### Short task
Repeat every line of the data exactly, but not the pictures.
__________
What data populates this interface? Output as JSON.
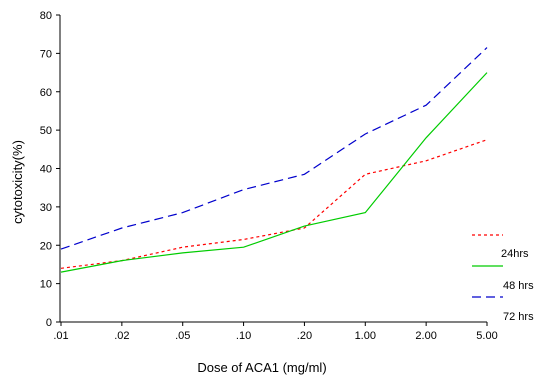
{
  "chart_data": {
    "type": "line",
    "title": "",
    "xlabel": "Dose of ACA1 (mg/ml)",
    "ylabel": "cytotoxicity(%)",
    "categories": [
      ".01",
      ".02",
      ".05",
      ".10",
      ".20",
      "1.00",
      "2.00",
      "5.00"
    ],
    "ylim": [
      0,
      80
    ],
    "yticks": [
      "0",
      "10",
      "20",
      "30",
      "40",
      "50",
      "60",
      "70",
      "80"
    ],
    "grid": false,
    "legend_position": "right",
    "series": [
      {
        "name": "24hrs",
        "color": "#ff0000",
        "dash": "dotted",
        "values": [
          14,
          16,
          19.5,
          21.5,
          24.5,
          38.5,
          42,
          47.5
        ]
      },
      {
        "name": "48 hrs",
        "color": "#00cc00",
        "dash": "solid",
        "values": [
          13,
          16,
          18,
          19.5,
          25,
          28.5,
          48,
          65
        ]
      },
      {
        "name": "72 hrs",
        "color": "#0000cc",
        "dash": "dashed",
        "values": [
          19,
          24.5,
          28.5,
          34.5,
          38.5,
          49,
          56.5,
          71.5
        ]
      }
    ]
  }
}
__________
### The answer
What data populates this interface? Output as JSON.
{
  "chart_data": {
    "type": "line",
    "title": "",
    "xlabel": "Dose of ACA1 (mg/ml)",
    "ylabel": "cytotoxicity(%)",
    "categories": [
      ".01",
      ".02",
      ".05",
      ".10",
      ".20",
      "1.00",
      "2.00",
      "5.00"
    ],
    "ylim": [
      0,
      80
    ],
    "yticks": [
      "0",
      "10",
      "20",
      "30",
      "40",
      "50",
      "60",
      "70",
      "80"
    ],
    "grid": false,
    "legend_position": "right",
    "series": [
      {
        "name": "24hrs",
        "color": "#ff0000",
        "dash": "dotted",
        "values": [
          14,
          16,
          19.5,
          21.5,
          24.5,
          38.5,
          42,
          47.5
        ]
      },
      {
        "name": "48 hrs",
        "color": "#00cc00",
        "dash": "solid",
        "values": [
          13,
          16,
          18,
          19.5,
          25,
          28.5,
          48,
          65
        ]
      },
      {
        "name": "72 hrs",
        "color": "#0000cc",
        "dash": "dashed",
        "values": [
          19,
          24.5,
          28.5,
          34.5,
          38.5,
          49,
          56.5,
          71.5
        ]
      }
    ]
  }
}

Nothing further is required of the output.